Created on 08-24-2025 11:15 PM - edited 08-25-2025 12:41 AM
We are trying to optimize cluster provisioning by preloading parcels into our VM images. The goal is to have parcels already available on each host before they are added to the cluster, so we can avoid re-distribution during host onboarding.
Here is what we tested and observed:
We baked parcels into the VM image under /opt/cloudera/parcels/.
When we add a host created from this image into the cluster, Cloudera Manager still triggers parcel distribution.
During this process, CM deletes the preloaded parcels on the new host and redistributes them again.
We have tested the following without success:
Setting Auto Distribution = false
Verifying parcel existence manually
Creating/updating the .distributed_parcels file with the correct versions
Our conclusion so far is that Cloudera Manager does not trust preloaded parcels, but instead enforces consistency against its internal parcel state database, which causes redistribution and deletion even if parcels are already present.
Our question:
Is there any supported way to have parcels preloaded on all hosts (via a baked image or other method) so that Cloudera Manager recognizes them as already distributed?
If not, is the recommended approach instead?
Created 08-25-2025 12:29 AM
Hello @ishashrestha
Thank you for reaching out to the Cloudera community
Are you adding the hosts through the Cloudera Wizard? Can you try adding the host manually to Cloudera Manager which means just install the packages and configure the config.ini
Usually, the parcels will be downloaded based on the configuration in /var/lib/cloudera-scm-agent/active_parcels.json
Created 08-25-2025 11:51 PM
@upadhyayk04 I am adding a host through the API (using Ansible), but even when I add it manually, it starts distributing.
My current /var/lib/cloudera-scm-agent/active_parcels.json contains the required parcel:
{"CDH": "7.1.9-1.cdh7.1.9.p0.44702451"}
Created 08-26-2025 12:18 AM
Thanks, @ishashrestha for the update. What happens if you remove the parcel link from the file I mean, keep is empty ideally, it would pick it up automatically and try the distribute the parcels. The way to skip it would be add the host to Cloudera Manager and not the cluster as adding it to cluster will try to enable the activated parcels
Created 08-26-2025 01:14 AM
Thank you for the response @upadhyayk04 . To clarify, I have a baked image that already includes Cloudera Manager, the agent, and the parcel. The hosts are already added in Cloudera Manager, and after that, they are added to my cluster. However, my requirement is for them to be added as parcel-ready. The problem is that it defeats the purpose when Cloudera Manager starts redistributing the parcel again. I was wondering if there’s a solution to this.

****************************************

In the thread on preloading parcels, give again the part that opens with the words containing "Here is what" and closes with "are already present.", substituting "pre-installed" for "preloaded".

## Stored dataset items
****************************************

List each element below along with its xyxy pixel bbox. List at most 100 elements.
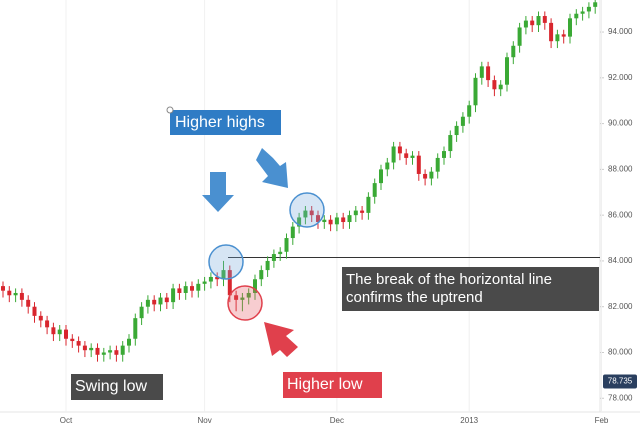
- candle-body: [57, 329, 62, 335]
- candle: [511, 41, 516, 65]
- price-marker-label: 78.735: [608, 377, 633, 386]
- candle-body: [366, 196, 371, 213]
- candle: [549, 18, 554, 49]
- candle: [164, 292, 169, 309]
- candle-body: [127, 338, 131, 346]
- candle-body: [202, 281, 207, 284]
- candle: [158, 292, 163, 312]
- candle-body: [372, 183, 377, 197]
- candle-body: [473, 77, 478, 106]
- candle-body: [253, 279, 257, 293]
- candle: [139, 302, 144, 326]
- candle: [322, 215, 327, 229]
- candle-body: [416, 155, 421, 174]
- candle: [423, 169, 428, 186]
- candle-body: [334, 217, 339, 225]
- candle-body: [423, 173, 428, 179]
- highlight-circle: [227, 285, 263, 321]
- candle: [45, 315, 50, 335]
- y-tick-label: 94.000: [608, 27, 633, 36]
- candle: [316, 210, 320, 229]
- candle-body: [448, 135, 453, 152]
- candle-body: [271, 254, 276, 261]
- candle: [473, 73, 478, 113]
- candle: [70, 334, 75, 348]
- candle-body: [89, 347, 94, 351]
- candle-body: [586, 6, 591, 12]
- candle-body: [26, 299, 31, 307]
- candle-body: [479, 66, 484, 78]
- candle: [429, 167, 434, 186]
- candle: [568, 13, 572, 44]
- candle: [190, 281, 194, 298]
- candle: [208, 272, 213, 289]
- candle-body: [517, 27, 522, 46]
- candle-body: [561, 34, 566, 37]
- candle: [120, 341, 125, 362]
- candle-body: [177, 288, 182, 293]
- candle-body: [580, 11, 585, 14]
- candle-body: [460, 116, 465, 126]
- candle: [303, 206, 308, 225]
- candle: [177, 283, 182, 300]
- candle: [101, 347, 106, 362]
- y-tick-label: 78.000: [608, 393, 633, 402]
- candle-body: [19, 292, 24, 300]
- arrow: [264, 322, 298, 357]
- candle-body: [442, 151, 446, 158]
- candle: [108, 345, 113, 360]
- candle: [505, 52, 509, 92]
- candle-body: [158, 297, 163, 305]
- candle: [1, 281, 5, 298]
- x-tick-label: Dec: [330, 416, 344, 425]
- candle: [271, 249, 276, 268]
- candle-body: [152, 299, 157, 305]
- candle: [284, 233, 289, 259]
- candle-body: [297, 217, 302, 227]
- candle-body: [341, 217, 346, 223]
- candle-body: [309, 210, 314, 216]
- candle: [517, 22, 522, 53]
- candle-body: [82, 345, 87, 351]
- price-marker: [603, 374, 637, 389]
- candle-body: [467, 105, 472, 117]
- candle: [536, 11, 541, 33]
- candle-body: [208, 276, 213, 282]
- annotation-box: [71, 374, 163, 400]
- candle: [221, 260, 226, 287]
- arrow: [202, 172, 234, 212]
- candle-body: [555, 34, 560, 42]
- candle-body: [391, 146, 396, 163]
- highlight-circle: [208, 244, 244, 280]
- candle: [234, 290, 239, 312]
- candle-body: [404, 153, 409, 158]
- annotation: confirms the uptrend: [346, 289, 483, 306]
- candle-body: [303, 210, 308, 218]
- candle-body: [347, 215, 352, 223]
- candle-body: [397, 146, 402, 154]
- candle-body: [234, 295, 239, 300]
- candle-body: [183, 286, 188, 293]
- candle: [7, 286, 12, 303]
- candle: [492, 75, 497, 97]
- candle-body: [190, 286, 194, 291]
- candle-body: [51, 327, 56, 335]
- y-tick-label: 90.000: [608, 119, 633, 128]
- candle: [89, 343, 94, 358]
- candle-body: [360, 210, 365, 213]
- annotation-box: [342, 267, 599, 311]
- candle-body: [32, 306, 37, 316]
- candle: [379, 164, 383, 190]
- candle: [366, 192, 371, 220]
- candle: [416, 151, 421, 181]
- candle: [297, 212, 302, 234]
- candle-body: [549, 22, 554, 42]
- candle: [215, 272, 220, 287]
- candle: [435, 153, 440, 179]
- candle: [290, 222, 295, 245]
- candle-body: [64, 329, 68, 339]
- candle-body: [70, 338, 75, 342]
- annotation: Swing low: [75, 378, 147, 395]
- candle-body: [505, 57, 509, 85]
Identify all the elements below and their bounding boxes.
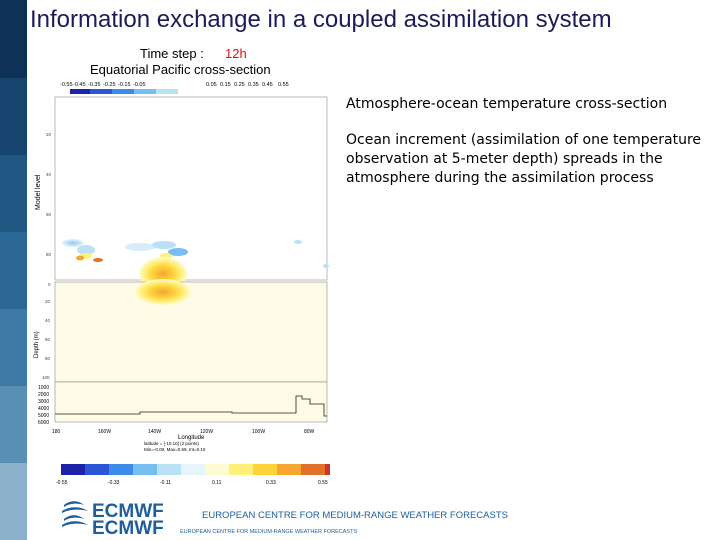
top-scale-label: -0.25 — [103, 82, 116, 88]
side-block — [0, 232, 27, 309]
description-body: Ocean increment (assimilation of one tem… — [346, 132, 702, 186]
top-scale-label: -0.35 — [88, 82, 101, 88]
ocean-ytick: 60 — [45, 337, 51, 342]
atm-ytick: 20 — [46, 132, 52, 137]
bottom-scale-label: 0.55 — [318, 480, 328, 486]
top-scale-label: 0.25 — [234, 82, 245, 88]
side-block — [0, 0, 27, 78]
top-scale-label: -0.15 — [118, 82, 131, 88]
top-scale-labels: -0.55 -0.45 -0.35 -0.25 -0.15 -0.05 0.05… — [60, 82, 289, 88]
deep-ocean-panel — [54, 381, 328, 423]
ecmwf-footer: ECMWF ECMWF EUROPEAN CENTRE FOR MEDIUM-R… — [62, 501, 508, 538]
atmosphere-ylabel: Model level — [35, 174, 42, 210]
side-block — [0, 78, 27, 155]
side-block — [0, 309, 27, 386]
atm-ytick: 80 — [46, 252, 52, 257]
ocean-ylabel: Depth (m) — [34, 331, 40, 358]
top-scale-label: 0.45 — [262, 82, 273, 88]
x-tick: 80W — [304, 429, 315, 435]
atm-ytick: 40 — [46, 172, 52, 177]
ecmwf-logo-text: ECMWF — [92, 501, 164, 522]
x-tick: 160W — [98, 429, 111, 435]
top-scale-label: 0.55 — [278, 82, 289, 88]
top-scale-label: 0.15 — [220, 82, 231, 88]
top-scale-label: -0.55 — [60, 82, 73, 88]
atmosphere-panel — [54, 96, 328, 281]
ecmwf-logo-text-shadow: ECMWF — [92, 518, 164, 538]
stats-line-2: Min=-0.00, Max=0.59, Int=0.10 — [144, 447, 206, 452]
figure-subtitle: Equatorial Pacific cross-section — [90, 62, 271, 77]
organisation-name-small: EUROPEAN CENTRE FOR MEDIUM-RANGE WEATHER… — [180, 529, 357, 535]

****************************************

## EXERCISE SOLUTION
Here is what we tested and observed:
We baked parcels into the VM image under /opt/cloudera/parcels/.
When we add a host created from this image into the cluster, Cloudera Manager still triggers parcel distribution.
During this process, CM deletes the pre-installed parcels on the new host and redistributes them again.
We have tested the following without success:
Setting Auto Distribution = false
Verifying parcel existence manually
Creating/updating the .distributed_parcels file with the correct versions
Our conclusion so far is that Cloudera Manager does not trust pre-installed parcels, but instead enforces consistency against its internal parcel state database, which causes redistribution and deletion even if parcels are already present.